───── Available data ─────

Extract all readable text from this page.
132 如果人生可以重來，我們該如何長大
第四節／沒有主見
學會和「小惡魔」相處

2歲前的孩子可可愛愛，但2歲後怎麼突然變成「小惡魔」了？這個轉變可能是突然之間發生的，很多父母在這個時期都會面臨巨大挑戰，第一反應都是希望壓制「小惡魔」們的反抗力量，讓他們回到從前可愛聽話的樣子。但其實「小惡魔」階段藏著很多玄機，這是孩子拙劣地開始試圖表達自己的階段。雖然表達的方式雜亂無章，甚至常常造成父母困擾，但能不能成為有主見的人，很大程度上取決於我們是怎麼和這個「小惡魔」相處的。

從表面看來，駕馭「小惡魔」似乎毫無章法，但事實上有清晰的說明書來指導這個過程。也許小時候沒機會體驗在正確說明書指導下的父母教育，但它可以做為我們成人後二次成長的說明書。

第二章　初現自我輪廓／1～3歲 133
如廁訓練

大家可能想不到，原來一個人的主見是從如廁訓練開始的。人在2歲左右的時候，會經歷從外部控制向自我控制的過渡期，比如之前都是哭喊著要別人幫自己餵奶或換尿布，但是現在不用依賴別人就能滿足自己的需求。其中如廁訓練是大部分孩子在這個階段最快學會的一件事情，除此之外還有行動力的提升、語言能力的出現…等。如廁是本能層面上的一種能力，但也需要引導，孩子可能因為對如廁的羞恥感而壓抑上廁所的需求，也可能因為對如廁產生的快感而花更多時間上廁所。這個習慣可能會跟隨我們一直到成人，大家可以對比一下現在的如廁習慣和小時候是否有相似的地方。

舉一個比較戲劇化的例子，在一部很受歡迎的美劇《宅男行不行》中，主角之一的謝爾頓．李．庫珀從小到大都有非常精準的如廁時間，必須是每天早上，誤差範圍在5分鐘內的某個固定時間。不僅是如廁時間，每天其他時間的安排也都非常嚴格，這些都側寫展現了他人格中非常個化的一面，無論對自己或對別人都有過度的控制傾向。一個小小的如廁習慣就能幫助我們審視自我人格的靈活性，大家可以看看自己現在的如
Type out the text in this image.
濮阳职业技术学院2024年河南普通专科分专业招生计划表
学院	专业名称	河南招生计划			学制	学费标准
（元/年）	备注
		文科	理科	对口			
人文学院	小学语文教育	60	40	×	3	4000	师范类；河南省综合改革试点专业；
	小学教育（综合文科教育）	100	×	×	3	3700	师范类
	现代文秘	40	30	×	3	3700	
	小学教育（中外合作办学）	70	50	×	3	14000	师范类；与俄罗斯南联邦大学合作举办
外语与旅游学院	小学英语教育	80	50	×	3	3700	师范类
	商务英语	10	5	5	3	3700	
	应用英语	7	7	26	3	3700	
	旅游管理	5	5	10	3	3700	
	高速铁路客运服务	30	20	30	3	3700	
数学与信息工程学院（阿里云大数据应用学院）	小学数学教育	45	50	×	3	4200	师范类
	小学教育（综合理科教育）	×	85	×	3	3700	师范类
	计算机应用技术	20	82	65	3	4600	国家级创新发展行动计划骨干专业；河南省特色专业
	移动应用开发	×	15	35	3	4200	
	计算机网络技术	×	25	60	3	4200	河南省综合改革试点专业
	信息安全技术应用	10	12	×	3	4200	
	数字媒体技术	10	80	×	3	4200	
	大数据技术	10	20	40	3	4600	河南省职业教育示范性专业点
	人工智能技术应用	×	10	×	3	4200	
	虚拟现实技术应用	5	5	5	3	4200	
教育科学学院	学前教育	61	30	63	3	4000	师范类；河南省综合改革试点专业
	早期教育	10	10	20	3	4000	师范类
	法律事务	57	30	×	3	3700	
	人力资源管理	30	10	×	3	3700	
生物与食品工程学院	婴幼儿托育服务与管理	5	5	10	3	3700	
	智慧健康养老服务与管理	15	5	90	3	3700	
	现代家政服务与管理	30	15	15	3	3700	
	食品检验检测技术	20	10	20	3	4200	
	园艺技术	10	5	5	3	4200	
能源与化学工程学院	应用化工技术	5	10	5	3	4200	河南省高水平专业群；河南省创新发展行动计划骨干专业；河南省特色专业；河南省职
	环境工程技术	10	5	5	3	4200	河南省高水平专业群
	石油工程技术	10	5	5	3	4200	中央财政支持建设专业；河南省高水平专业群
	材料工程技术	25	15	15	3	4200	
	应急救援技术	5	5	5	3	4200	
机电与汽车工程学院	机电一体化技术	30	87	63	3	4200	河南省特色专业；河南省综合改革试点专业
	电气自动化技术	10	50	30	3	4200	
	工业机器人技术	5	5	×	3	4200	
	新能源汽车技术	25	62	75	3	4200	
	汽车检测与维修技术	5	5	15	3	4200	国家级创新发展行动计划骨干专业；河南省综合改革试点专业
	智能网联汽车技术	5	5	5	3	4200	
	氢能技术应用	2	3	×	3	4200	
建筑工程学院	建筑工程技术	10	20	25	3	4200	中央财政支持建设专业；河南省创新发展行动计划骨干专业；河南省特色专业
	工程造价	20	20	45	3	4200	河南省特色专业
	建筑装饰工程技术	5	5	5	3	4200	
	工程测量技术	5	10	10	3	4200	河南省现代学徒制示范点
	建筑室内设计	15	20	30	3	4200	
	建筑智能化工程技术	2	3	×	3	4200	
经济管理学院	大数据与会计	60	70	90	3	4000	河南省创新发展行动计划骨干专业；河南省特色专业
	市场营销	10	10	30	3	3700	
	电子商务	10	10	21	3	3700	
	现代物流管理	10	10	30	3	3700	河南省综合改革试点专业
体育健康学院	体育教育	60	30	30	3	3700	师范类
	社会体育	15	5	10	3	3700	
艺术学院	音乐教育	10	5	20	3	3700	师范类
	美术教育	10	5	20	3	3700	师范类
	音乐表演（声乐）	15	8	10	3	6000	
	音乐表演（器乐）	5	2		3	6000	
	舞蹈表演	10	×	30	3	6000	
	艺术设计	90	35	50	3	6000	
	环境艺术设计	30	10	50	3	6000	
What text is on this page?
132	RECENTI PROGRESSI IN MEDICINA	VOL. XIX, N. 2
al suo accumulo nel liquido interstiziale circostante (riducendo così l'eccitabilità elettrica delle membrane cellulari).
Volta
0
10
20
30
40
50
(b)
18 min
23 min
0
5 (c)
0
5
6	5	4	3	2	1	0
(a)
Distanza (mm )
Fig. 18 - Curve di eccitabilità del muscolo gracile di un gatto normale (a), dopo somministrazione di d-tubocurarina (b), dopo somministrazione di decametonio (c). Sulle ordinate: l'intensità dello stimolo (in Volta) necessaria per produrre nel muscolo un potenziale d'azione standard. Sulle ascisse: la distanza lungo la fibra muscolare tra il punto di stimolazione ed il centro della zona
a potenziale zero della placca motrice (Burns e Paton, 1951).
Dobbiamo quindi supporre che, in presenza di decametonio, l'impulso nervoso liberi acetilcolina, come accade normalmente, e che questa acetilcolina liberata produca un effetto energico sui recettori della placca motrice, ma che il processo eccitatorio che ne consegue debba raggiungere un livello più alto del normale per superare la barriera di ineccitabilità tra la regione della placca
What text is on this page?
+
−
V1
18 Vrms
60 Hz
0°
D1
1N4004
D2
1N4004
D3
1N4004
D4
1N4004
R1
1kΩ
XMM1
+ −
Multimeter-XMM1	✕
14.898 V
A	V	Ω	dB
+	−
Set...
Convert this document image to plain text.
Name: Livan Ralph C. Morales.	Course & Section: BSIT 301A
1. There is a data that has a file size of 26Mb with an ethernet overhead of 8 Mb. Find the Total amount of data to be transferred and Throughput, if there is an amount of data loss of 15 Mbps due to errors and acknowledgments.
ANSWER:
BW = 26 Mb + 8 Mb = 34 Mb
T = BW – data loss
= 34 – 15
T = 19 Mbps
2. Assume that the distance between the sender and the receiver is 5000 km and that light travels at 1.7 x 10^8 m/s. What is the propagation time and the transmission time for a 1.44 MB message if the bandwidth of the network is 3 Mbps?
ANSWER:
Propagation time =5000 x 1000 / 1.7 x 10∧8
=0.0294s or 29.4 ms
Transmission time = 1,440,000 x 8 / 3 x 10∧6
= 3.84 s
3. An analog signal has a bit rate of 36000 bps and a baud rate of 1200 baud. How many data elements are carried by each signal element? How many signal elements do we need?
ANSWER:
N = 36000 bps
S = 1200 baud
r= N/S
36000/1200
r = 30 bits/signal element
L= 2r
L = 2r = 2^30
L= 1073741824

─────

> Given request:
Using the records above, select and copy every line that has the word "potenziale".

> Solution for this problem:
Fig. 18 - Curve di eccitabilità del muscolo gracile di un gatto normale (a), dopo somministrazione di d-tubocurarina (b), dopo somministrazione di decametonio (c). Sulle ordinate: l'intensità dello stimolo (in Volta) necessaria per produrre nel muscolo un potenziale d'azione standard. Sulle ascisse: la distanza lungo la fibra muscolare tra il punto di stimolazione ed il centro della zona
a potenziale zero della placca motrice (Burns e Paton, 1951).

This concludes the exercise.